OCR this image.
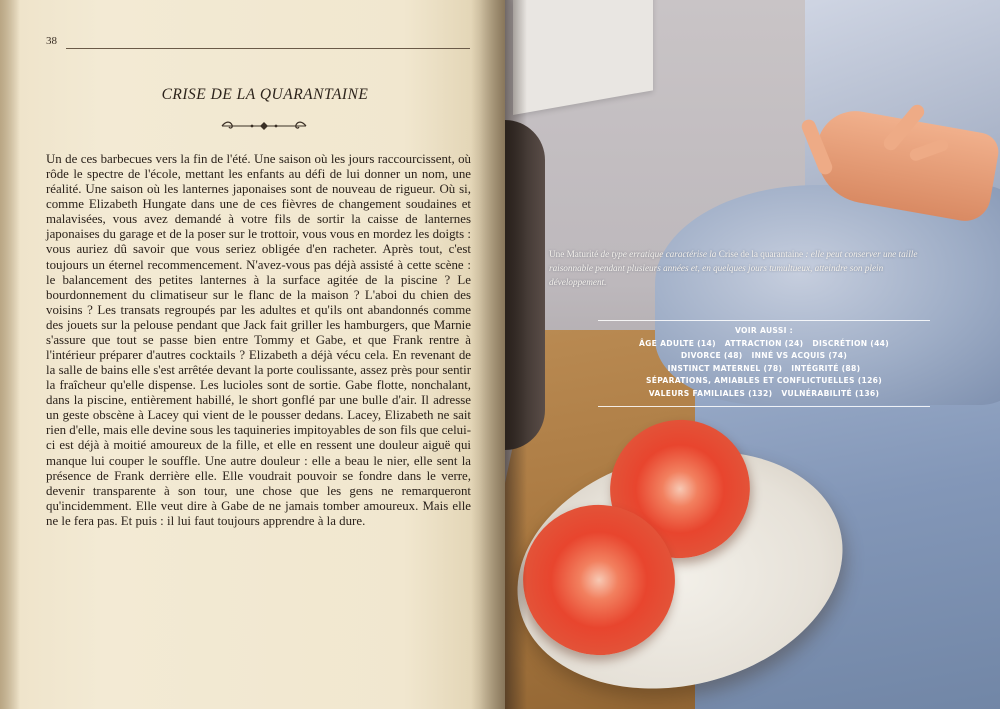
38
CRISE DE LA QUARANTAINE

Un de ces barbecues vers la fin de l'été. Une saison où les jours raccourcissent, où rôde le spectre de l'école, mettant les enfants au défi de lui donner un nom, une réalité. Une saison où les lanternes japonaises sont de nouveau de rigueur. Où si, comme Elizabeth Hungate dans une de ces fièvres de changement soudaines et malavisées, vous avez demandé à votre fils de sortir la caisse de lanternes japonaises du garage et de la poser sur le trottoir, vous vous en mordez les doigts : vous auriez dû savoir que vous seriez obligée d'en racheter. Après tout, c'est toujours un éternel recommencement. N'avez-vous pas déjà assisté à cette scène : le balancement des petites lanternes à la surface agitée de la piscine ? Le bourdonnement du climatiseur sur le flanc de la maison ? L'aboi du chien des voisins ? Les transats regroupés par les adultes et qu'ils ont abandonnés comme des jouets sur la pelouse pendant que Jack fait griller les hamburgers, que Marnie s'assure que tout se passe bien entre Tommy et Gabe, et que Frank rentre à l'intérieur préparer d'autres cocktails ? Elizabeth a déjà vécu cela. En revenant de la salle de bains elle s'est arrêtée devant la porte coulissante, assez près pour sentir la fraîcheur qu'elle dispense. Les lucioles sont de sortie. Gabe flotte, nonchalant, dans la piscine, entièrement habillé, le short gonflé par une bulle d'air. Il adresse un geste obscène à Lacey qui vient de le pousser dedans. Lacey, Elizabeth ne sait rien d'elle, mais elle devine sous les taquineries impitoyables de son fils que celui-ci est déjà à moitié amoureux de la fille, et elle en ressent une douleur aiguë qui manque lui couper le souffle. Une autre douleur : elle a beau le nier, elle sent la présence de Frank derrière elle. Elle voudrait pouvoir se fondre dans le verre, devenir transparente à son tour, une chose que les gens ne remarqueront qu'incidemment. Elle veut dire à Gabe de ne jamais tomber amoureux. Mais elle ne le fera pas. Et puis : il lui faut toujours apprendre à la dure.

Une Maturité de type erratique caractérise la Crise de la quarantaine : elle peut conserver une taille raisonnable pendant plusieurs années et, en quelques jours tumultueux, atteindre son plein développement.
VOIR AUSSI :
ÂGE ADULTE (14) ATTRACTION (24) DISCRÉTION (44)
DIVORCE (48) INNÉ VS ACQUIS (74)
INSTINCT MATERNEL (78) INTÉGRITÉ (88)
SÉPARATIONS, AMIABLES ET CONFLICTUELLES (126)
VALEURS FAMILIALES (132) VULNÉRABILITÉ (136)
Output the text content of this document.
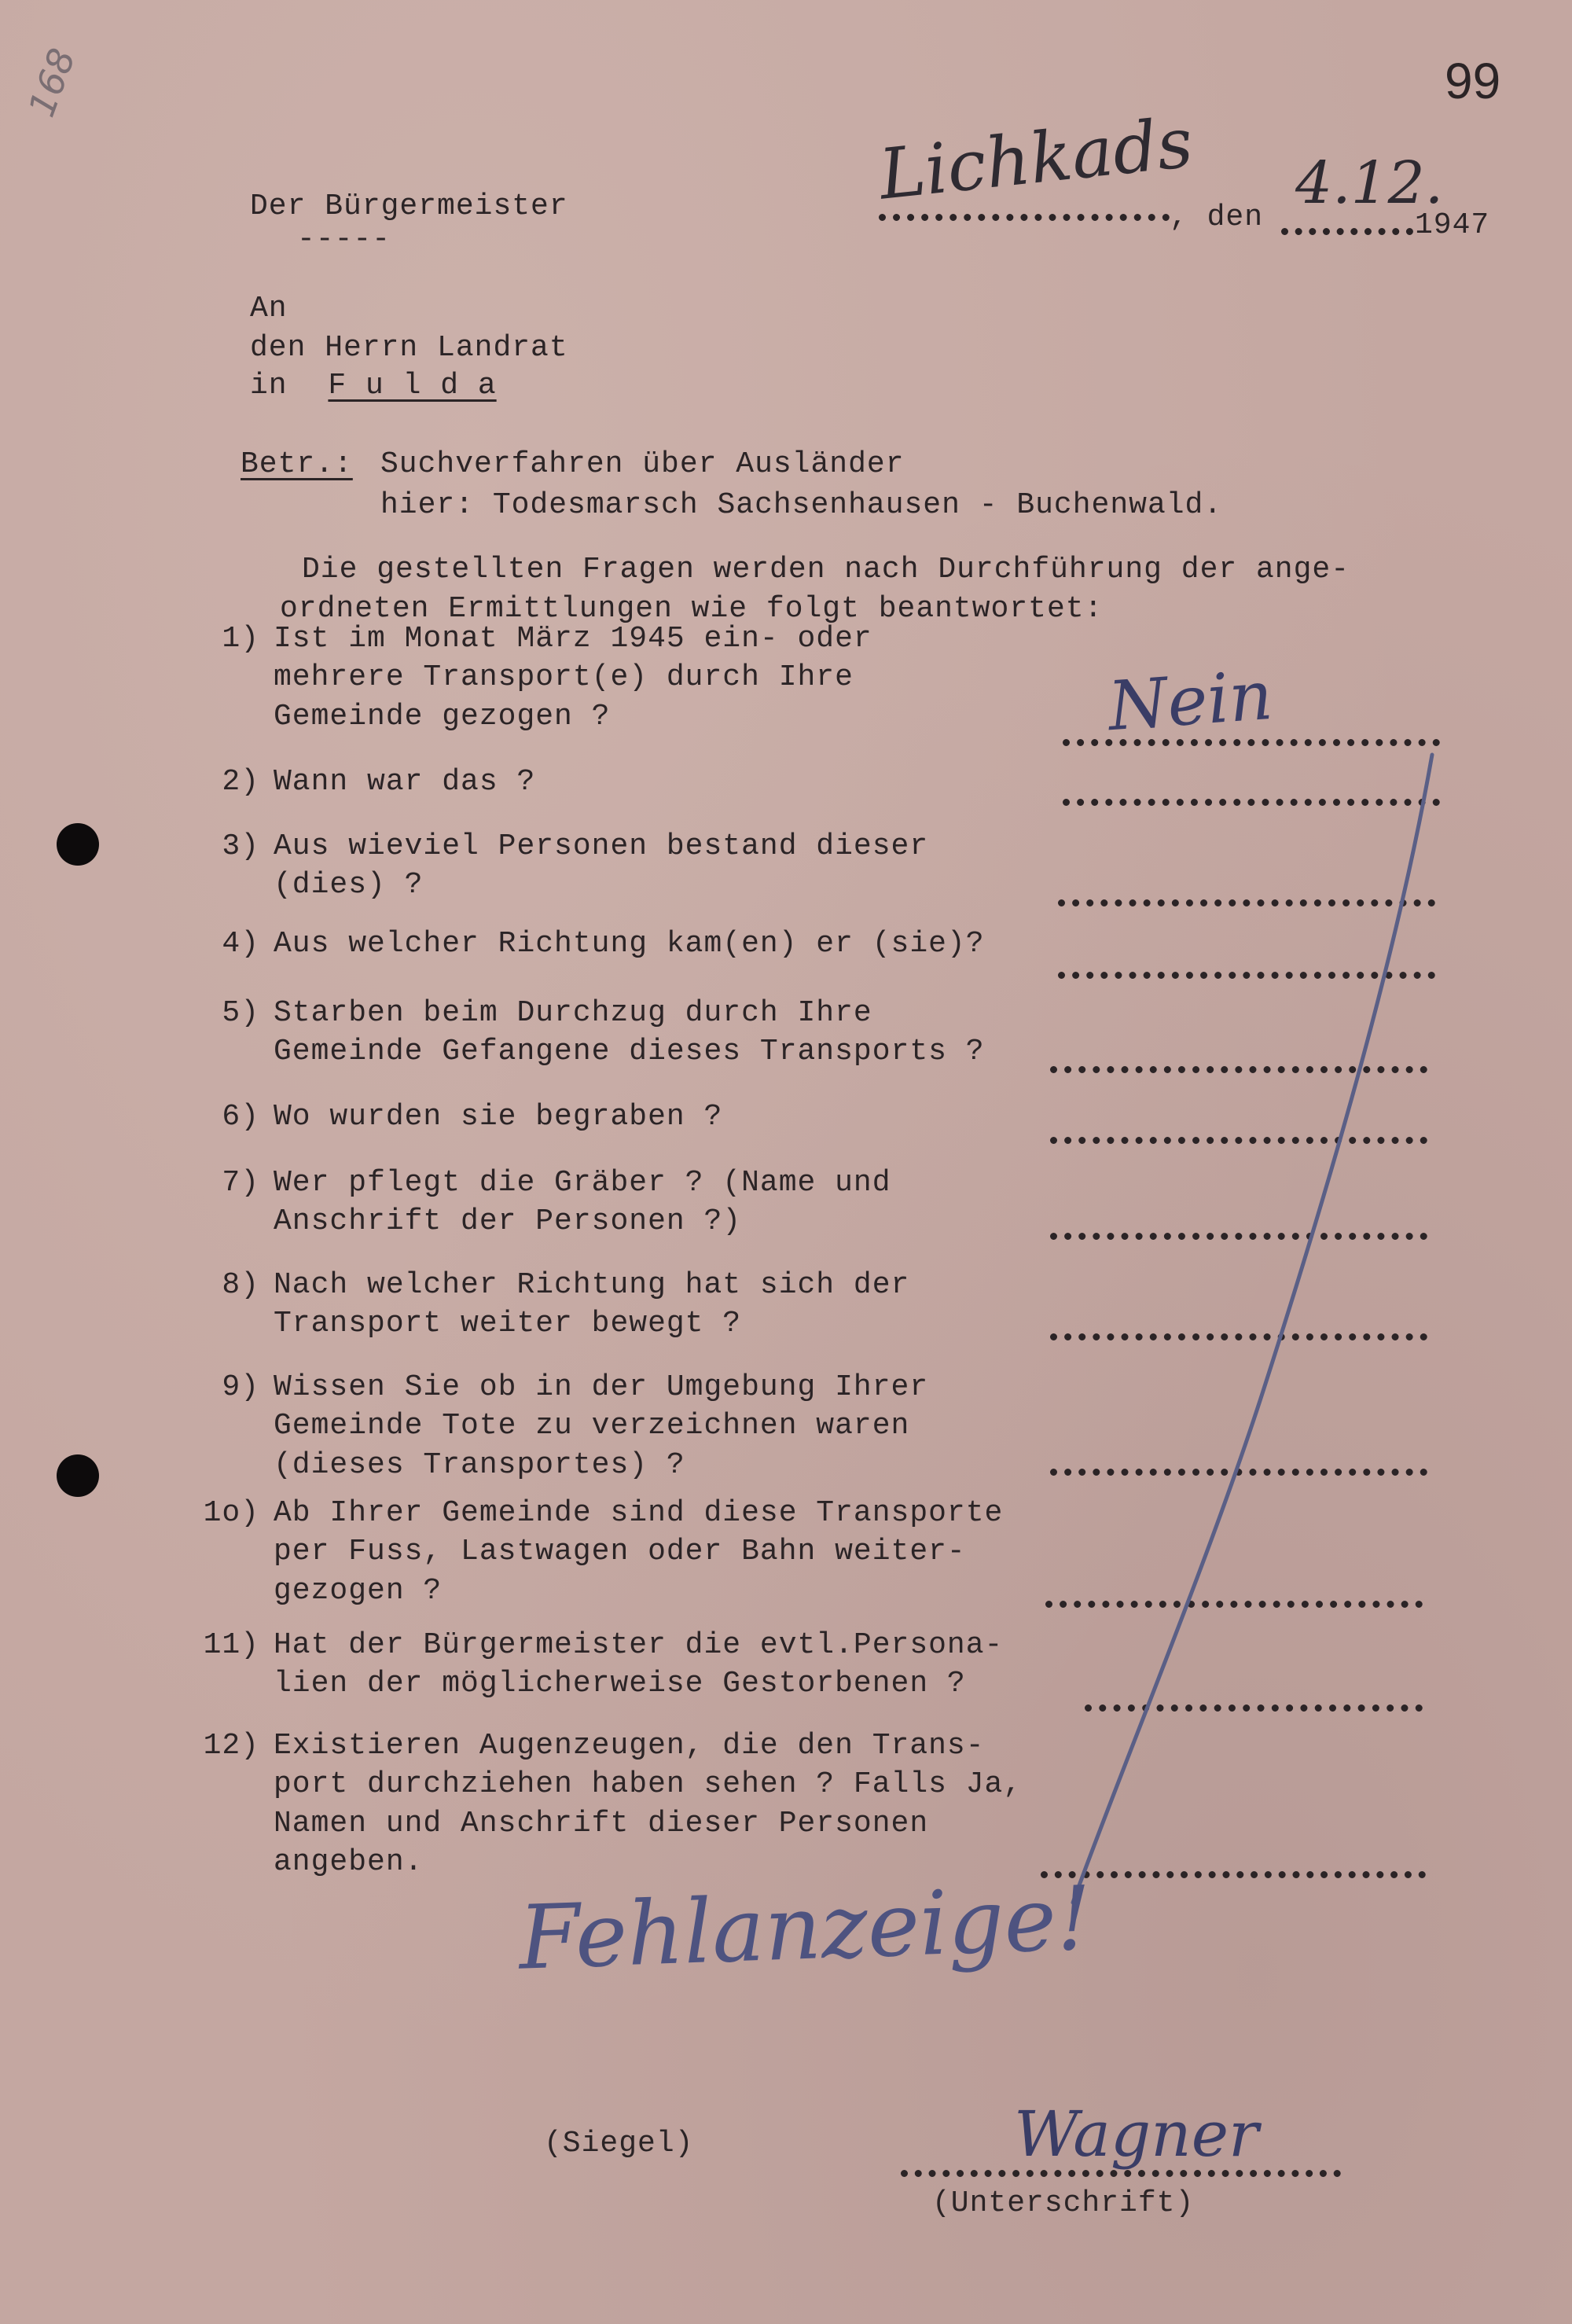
168	99
Der Bürgermeister
-----
Lichkads
, den
4.12.
1947
An
den Herrn Landrat
in F u l d a
Betr.: Suchverfahren über Ausländer
hier: Todesmarsch Sachsenhausen - Buchenwald.
Die gestellten Fragen werden nach Durchführung der ange-
ordneten Ermittlungen wie folgt beantwortet:
1) Ist im Monat März 1945 ein- oder
mehrere Transport(e) durch Ihre
Gemeinde gezogen ?
2) Wann war das ?
3) Aus wieviel Personen bestand dieser
(dies) ?
4) Aus welcher Richtung kam(en) er (sie)?
5) Starben beim Durchzug durch Ihre
Gemeinde Gefangene dieses Transports ?
6) Wo wurden sie begraben ?
7) Wer pflegt die Gräber ? (Name und
Anschrift der Personen ?)
8) Nach welcher Richtung hat sich der
Transport weiter bewegt ?
9) Wissen Sie ob in der Umgebung Ihrer
Gemeinde Tote zu verzeichnen waren
(dieses Transportes) ?
1o) Ab Ihrer Gemeinde sind diese Transporte
per Fuss, Lastwagen oder Bahn weiter-
gezogen ?
11) Hat der Bürgermeister die evtl.Persona-
lien der möglicherweise Gestorbenen ?
12) Existieren Augenzeugen, die den Trans-
port durchziehen haben sehen ? Falls Ja,
Namen und Anschrift dieser Personen
angeben.
Nein
Fehlanzeige!
(Siegel)	Wagner
(Unterschrift)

○ ○ ○ ○ ○ ○ ○

Task to carry out: Copy every line of the listing where the word "Bürgermeister" appears.

Final answer:
Der Bürgermeister
11) Hat der Bürgermeister die evtl.Persona-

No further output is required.